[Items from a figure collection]
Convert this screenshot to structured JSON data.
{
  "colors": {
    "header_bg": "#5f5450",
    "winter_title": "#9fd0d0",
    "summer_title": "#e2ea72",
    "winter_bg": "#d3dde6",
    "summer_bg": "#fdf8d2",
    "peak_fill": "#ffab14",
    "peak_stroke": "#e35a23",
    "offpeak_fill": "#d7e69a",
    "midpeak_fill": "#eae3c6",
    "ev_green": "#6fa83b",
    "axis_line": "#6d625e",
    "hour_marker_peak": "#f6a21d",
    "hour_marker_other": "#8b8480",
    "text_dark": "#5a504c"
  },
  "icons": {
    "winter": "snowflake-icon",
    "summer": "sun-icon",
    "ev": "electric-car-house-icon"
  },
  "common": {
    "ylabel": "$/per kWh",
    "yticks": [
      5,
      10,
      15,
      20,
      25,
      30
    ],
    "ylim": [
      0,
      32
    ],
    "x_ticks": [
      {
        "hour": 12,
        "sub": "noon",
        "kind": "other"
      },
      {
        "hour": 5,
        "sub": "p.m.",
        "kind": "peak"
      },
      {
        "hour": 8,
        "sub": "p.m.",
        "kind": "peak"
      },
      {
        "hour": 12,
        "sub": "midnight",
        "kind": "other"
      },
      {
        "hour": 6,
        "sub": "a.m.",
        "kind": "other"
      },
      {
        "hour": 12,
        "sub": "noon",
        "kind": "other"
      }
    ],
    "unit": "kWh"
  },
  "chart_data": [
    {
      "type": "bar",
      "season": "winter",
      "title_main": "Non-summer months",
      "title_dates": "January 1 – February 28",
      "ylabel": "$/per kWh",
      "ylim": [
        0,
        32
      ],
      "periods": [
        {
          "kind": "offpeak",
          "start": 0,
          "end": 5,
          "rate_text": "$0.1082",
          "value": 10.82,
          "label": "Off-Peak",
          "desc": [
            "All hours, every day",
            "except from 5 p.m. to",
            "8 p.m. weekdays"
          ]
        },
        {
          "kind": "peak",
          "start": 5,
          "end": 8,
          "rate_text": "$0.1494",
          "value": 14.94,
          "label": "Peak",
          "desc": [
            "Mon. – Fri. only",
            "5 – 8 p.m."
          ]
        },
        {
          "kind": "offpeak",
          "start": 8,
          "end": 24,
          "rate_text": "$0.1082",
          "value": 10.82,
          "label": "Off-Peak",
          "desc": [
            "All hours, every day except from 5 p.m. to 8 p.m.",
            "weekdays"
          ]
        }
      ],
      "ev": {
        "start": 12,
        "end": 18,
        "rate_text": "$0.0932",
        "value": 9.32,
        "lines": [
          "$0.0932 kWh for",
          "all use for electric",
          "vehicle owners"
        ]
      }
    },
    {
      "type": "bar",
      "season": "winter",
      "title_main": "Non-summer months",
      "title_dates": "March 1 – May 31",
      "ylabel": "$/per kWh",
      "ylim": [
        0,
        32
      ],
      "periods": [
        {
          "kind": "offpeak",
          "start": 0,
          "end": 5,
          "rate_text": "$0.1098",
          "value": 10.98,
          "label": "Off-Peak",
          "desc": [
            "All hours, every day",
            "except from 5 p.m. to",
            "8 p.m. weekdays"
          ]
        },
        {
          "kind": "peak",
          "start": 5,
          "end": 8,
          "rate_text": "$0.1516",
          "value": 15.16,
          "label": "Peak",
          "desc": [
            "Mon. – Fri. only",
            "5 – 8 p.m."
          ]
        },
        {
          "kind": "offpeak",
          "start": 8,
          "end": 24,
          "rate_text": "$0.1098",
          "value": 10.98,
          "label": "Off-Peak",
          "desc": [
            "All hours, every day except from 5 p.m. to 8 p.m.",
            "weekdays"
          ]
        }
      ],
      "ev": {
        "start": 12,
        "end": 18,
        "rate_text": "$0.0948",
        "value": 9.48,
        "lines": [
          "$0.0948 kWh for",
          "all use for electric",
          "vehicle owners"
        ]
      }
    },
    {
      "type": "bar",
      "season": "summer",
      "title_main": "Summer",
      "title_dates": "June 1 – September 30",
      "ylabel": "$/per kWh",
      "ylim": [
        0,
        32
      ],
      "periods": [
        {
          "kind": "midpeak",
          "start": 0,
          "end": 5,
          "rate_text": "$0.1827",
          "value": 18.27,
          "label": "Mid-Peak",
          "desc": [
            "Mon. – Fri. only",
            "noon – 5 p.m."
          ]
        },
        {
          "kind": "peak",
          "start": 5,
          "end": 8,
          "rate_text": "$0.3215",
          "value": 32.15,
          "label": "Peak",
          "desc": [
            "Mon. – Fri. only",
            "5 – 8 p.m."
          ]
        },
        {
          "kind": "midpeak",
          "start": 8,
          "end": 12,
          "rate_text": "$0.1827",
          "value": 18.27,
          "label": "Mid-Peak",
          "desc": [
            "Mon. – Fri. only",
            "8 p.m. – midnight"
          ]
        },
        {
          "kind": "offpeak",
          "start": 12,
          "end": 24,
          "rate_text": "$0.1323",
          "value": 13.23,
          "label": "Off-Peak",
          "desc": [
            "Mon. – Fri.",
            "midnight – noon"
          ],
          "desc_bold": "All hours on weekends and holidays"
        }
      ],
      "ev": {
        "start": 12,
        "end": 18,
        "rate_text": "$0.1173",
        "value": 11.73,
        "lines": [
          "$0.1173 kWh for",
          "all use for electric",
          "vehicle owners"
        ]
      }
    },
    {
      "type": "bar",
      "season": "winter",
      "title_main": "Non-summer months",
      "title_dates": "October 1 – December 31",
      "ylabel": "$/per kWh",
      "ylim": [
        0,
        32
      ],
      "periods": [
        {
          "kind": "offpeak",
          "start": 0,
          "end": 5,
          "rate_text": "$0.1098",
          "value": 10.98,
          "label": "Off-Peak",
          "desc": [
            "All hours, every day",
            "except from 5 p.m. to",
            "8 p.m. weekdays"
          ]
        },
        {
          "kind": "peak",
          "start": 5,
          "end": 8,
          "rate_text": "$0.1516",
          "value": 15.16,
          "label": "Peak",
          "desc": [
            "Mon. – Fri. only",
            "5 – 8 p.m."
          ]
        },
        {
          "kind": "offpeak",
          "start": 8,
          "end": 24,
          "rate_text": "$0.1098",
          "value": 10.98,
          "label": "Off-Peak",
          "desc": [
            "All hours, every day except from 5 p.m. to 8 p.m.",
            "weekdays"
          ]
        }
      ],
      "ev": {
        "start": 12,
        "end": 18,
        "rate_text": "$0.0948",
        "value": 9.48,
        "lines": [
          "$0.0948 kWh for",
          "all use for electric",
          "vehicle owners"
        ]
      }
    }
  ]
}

• _Do this_:
Look for the word "midnight" and return every line where it occurs.

• _Final result_:
        "sub": "midnight",
            "8 p.m. – midnight"
            "midnight – noon"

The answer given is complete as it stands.